## Task directions
Write the listing out again, all of it, word for word.
[Start of Input rows]
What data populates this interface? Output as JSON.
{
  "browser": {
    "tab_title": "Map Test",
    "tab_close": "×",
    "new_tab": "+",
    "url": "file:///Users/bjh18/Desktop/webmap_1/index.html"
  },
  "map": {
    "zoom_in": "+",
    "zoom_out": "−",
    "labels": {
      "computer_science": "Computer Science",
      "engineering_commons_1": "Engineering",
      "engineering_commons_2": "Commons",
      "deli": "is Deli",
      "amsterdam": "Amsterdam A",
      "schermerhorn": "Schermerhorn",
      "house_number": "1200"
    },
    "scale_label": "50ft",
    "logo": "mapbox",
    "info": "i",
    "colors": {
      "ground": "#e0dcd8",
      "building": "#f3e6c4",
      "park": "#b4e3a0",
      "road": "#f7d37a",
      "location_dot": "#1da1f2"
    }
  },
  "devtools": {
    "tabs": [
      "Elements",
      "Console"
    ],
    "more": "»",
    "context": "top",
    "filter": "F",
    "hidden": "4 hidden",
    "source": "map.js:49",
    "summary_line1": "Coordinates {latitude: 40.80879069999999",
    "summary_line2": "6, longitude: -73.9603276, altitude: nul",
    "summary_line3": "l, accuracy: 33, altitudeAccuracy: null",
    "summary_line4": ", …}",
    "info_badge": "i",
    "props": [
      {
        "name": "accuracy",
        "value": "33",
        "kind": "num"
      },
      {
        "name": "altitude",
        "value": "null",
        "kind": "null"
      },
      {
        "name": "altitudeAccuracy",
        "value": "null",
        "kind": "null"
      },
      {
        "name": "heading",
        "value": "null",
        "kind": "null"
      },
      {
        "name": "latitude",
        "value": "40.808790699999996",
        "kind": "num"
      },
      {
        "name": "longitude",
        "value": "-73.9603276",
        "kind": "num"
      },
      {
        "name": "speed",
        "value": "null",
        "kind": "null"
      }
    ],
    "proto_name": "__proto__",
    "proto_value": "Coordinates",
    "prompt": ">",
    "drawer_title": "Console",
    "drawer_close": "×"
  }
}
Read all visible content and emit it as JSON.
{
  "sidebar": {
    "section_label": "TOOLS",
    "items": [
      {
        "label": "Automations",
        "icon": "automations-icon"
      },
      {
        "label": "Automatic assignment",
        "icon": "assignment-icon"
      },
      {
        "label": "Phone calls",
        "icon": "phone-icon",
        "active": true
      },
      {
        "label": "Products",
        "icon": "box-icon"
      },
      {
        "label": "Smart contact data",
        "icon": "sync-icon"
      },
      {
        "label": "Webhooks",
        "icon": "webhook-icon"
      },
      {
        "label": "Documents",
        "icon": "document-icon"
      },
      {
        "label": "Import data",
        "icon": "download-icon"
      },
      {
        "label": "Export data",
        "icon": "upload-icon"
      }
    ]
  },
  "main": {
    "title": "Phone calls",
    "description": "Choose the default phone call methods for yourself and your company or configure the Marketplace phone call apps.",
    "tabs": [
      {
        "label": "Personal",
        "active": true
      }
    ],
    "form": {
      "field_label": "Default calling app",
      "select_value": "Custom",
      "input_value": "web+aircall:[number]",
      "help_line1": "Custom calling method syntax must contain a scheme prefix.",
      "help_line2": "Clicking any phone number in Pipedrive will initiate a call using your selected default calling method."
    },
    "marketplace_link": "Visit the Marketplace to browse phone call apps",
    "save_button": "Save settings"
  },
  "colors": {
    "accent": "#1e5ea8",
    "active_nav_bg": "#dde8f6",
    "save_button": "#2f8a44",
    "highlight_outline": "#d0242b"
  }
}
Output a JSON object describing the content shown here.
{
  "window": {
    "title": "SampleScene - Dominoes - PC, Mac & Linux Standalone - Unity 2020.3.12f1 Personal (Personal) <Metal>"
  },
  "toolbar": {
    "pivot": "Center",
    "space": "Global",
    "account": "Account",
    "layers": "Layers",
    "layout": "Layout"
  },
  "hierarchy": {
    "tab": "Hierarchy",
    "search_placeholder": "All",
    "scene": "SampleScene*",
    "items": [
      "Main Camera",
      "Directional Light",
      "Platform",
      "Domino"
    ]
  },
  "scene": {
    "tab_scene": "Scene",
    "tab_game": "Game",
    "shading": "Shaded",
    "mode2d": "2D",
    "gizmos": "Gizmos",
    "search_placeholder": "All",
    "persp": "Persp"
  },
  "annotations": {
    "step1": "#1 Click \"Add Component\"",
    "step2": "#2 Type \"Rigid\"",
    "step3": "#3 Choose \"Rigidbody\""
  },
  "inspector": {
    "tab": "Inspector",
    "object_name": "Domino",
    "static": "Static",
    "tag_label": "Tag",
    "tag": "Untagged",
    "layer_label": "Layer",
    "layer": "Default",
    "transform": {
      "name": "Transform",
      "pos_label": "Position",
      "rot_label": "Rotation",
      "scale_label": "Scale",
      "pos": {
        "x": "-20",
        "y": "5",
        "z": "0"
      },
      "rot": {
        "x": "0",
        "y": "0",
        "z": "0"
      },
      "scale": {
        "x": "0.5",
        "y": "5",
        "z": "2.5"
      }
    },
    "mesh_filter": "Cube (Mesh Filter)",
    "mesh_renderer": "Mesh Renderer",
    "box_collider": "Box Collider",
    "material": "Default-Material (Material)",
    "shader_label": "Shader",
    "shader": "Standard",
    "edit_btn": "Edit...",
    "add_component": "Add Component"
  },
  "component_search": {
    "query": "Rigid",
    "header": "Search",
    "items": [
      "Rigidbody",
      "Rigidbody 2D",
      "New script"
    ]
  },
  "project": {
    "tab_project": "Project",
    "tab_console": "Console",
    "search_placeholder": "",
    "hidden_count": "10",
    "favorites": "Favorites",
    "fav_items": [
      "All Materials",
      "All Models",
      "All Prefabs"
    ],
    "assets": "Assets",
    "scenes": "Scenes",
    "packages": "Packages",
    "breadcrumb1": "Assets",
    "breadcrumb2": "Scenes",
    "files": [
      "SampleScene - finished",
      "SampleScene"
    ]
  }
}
[End of Input rows]
## Worked solution
What data populates this interface? Output as JSON.
{
  "browser": {
    "tab_title": "Map Test",
    "tab_close": "×",
    "new_tab": "+",
    "url": "file:///Users/bjh18/Desktop/webmap_1/index.html"
  },
  "map": {
    "zoom_in": "+",
    "zoom_out": "−",
    "labels": {
      "computer_science": "Computer Science",
      "engineering_commons_1": "Engineering",
      "engineering_commons_2": "Commons",
      "deli": "is Deli",
      "amsterdam": "Amsterdam A",
      "schermerhorn": "Schermerhorn",
      "house_number": "1200"
    },
    "scale_label": "50ft",
    "logo": "mapbox",
    "info": "i",
    "colors": {
      "ground": "#e0dcd8",
      "building": "#f3e6c4",
      "park": "#b4e3a0",
      "road": "#f7d37a",
      "location_dot": "#1da1f2"
    }
  },
  "devtools": {
    "tabs": [
      "Elements",
      "Console"
    ],
    "more": "»",
    "context": "top",
    "filter": "F",
    "hidden": "4 hidden",
    "source": "map.js:49",
    "summary_line1": "Coordinates {latitude: 40.80879069999999",
    "summary_line2": "6, longitude: -73.9603276, altitude: nul",
    "summary_line3": "l, accuracy: 33, altitudeAccuracy: null",
    "summary_line4": ", …}",
    "info_badge": "i",
    "props": [
      {
        "name": "accuracy",
        "value": "33",
        "kind": "num"
      },
      {
        "name": "altitude",
        "value": "null",
        "kind": "null"
      },
      {
        "name": "altitudeAccuracy",
        "value": "null",
        "kind": "null"
      },
      {
        "name": "heading",
        "value": "null",
        "kind": "null"
      },
      {
        "name": "latitude",
        "value": "40.808790699999996",
        "kind": "num"
      },
      {
        "name": "longitude",
        "value": "-73.9603276",
        "kind": "num"
      },
      {
        "name": "speed",
        "value": "null",
        "kind": "null"
      }
    ],
    "proto_name": "__proto__",
    "proto_value": "Coordinates",
    "prompt": ">",
    "drawer_title": "Console",
    "drawer_close": "×"
  }
}
Read all visible content and emit it as JSON.
{
  "sidebar": {
    "section_label": "TOOLS",
    "items": [
      {
        "label": "Automations",
        "icon": "automations-icon"
      },
      {
        "label": "Automatic assignment",
        "icon": "assignment-icon"
      },
      {
        "label": "Phone calls",
        "icon": "phone-icon",
        "active": true
      },
      {
        "label": "Products",
        "icon": "box-icon"
      },
      {
        "label": "Smart contact data",
        "icon": "sync-icon"
      },
      {
        "label": "Webhooks",
        "icon": "webhook-icon"
      },
      {
        "label": "Documents",
        "icon": "document-icon"
      },
      {
        "label": "Import data",
        "icon": "download-icon"
      },
      {
        "label": "Export data",
        "icon": "upload-icon"
      }
    ]
  },
  "main": {
    "title": "Phone calls",
    "description": "Choose the default phone call methods for yourself and your company or configure the Marketplace phone call apps.",
    "tabs": [
      {
        "label": "Personal",
        "active": true
      }
    ],
    "form": {
      "field_label": "Default calling app",
      "select_value": "Custom",
      "input_value": "web+aircall:[number]",
      "help_line1": "Custom calling method syntax must contain a scheme prefix.",
      "help_line2": "Clicking any phone number in Pipedrive will initiate a call using your selected default calling method."
    },
    "marketplace_link": "Visit the Marketplace to browse phone call apps",
    "save_button": "Save settings"
  },
  "colors": {
    "accent": "#1e5ea8",
    "active_nav_bg": "#dde8f6",
    "save_button": "#2f8a44",
    "highlight_outline": "#d0242b"
  }
}
Output a JSON object describing the content shown here.
{
  "window": {
    "title": "SampleScene - Dominoes - PC, Mac & Linux Standalone - Unity 2020.3.12f1 Personal (Personal) <Metal>"
  },
  "toolbar": {
    "pivot": "Center",
    "space": "Global",
    "account": "Account",
    "layers": "Layers",
    "layout": "Layout"
  },
  "hierarchy": {
    "tab": "Hierarchy",
    "search_placeholder": "All",
    "scene": "SampleScene*",
    "items": [
      "Main Camera",
      "Directional Light",
      "Platform",
      "Domino"
    ]
  },
  "scene": {
    "tab_scene": "Scene",
    "tab_game": "Game",
    "shading": "Shaded",
    "mode2d": "2D",
    "gizmos": "Gizmos",
    "search_placeholder": "All",
    "persp": "Persp"
  },
  "annotations": {
    "step1": "#1 Click \"Add Component\"",
    "step2": "#2 Type \"Rigid\"",
    "step3": "#3 Choose \"Rigidbody\""
  },
  "inspector": {
    "tab": "Inspector",
    "object_name": "Domino",
    "static": "Static",
    "tag_label": "Tag",
    "tag": "Untagged",
    "layer_label": "Layer",
    "layer": "Default",
    "transform": {
      "name": "Transform",
      "pos_label": "Position",
      "rot_label": "Rotation",
      "scale_label": "Scale",
      "pos": {
        "x": "-20",
        "y": "5",
        "z": "0"
      },
      "rot": {
        "x": "0",
        "y": "0",
        "z": "0"
      },
      "scale": {
        "x": "0.5",
        "y": "5",
        "z": "2.5"
      }
    },
    "mesh_filter": "Cube (Mesh Filter)",
    "mesh_renderer": "Mesh Renderer",
    "box_collider": "Box Collider",
    "material": "Default-Material (Material)",
    "shader_label": "Shader",
    "shader": "Standard",
    "edit_btn": "Edit...",
    "add_component": "Add Component"
  },
  "component_search": {
    "query": "Rigid",
    "header": "Search",
    "items": [
      "Rigidbody",
      "Rigidbody 2D",
      "New script"
    ]
  },
  "project": {
    "tab_project": "Project",
    "tab_console": "Console",
    "search_placeholder": "",
    "hidden_count": "10",
    "favorites": "Favorites",
    "fav_items": [
      "All Materials",
      "All Models",
      "All Prefabs"
    ],
    "assets": "Assets",
    "scenes": "Scenes",
    "packages": "Packages",
    "breadcrumb1": "Assets",
    "breadcrumb2": "Scenes",
    "files": [
      "SampleScene - finished",
      "SampleScene"
    ]
  }
}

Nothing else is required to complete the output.